## Raw data
--- START ---
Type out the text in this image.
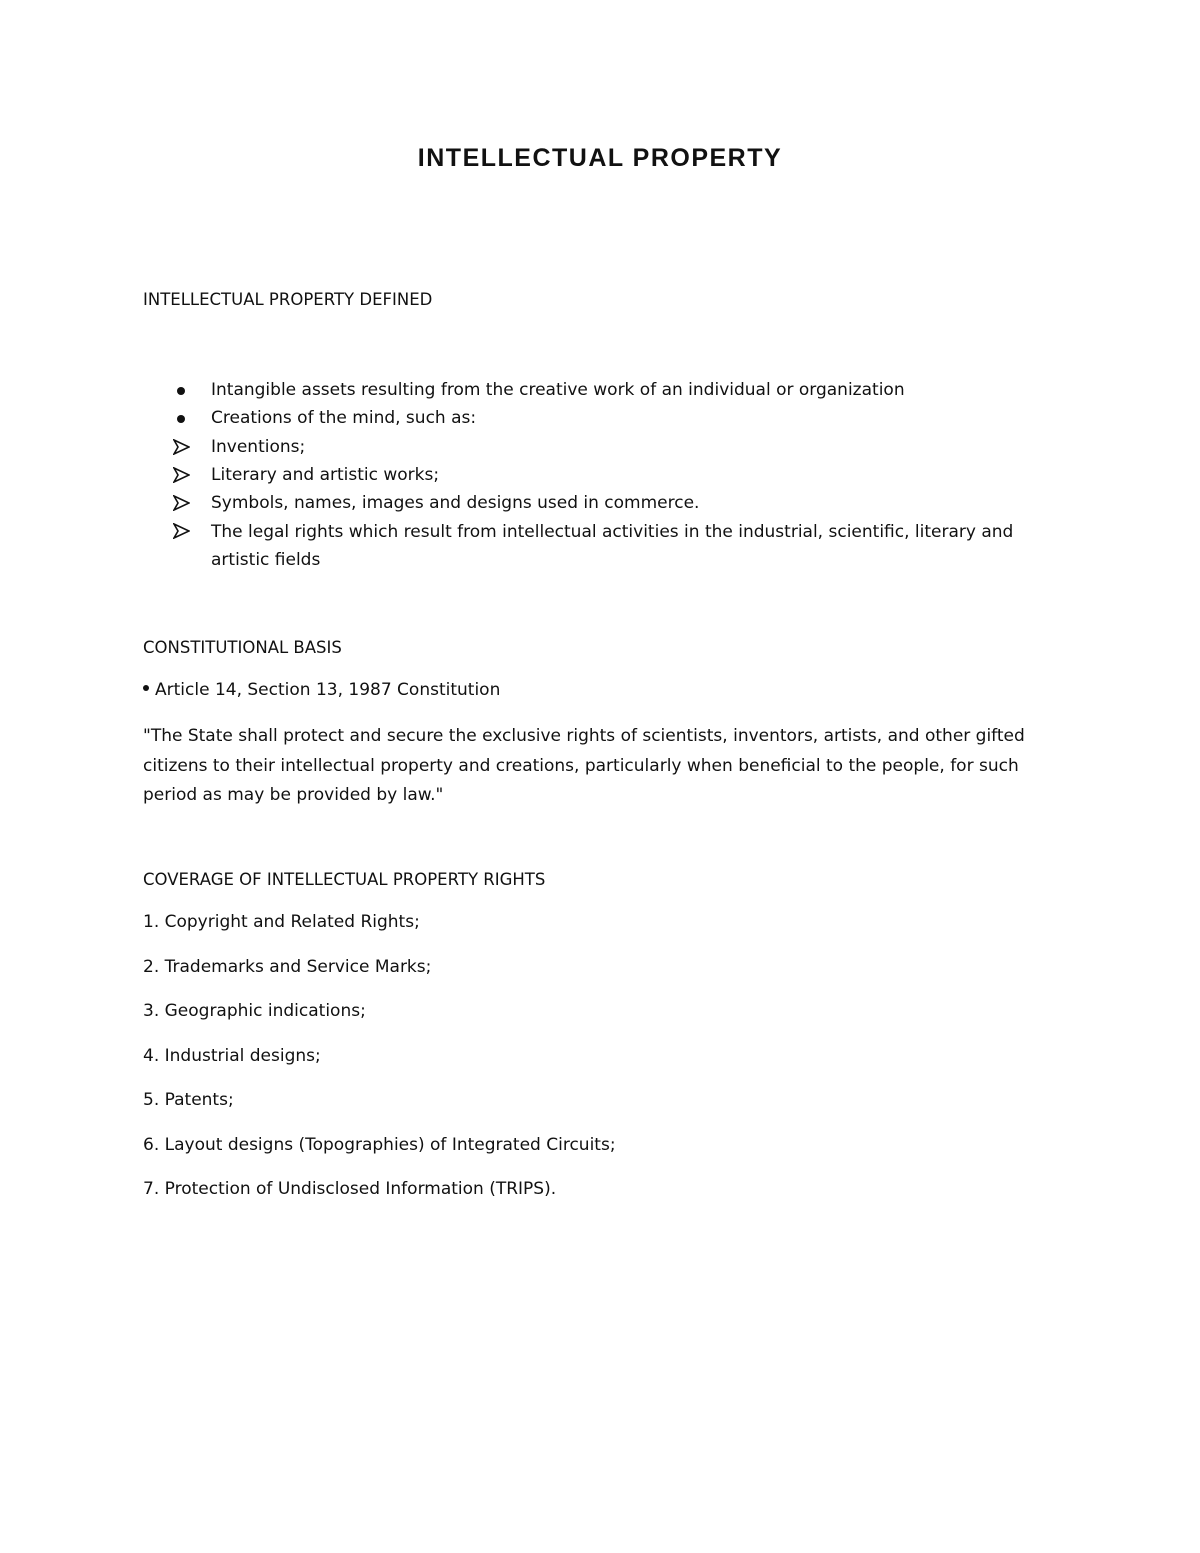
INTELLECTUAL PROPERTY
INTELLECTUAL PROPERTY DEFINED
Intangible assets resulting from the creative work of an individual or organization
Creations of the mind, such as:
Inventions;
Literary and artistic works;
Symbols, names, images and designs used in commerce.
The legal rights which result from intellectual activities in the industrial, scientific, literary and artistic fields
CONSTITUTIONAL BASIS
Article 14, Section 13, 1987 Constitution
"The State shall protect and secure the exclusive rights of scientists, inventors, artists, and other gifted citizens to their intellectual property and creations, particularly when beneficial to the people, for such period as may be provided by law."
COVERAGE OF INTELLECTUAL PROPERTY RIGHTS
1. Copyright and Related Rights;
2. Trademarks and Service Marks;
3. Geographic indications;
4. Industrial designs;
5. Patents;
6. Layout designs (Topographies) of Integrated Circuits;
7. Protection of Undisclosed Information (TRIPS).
--- END ---
## Problem requirements
Which lines in the data above contain "artistic"? Show each one.

## Final result
Literary and artistic works;
The legal rights which result from intellectual activities in the industrial, scientific, literary and artistic fields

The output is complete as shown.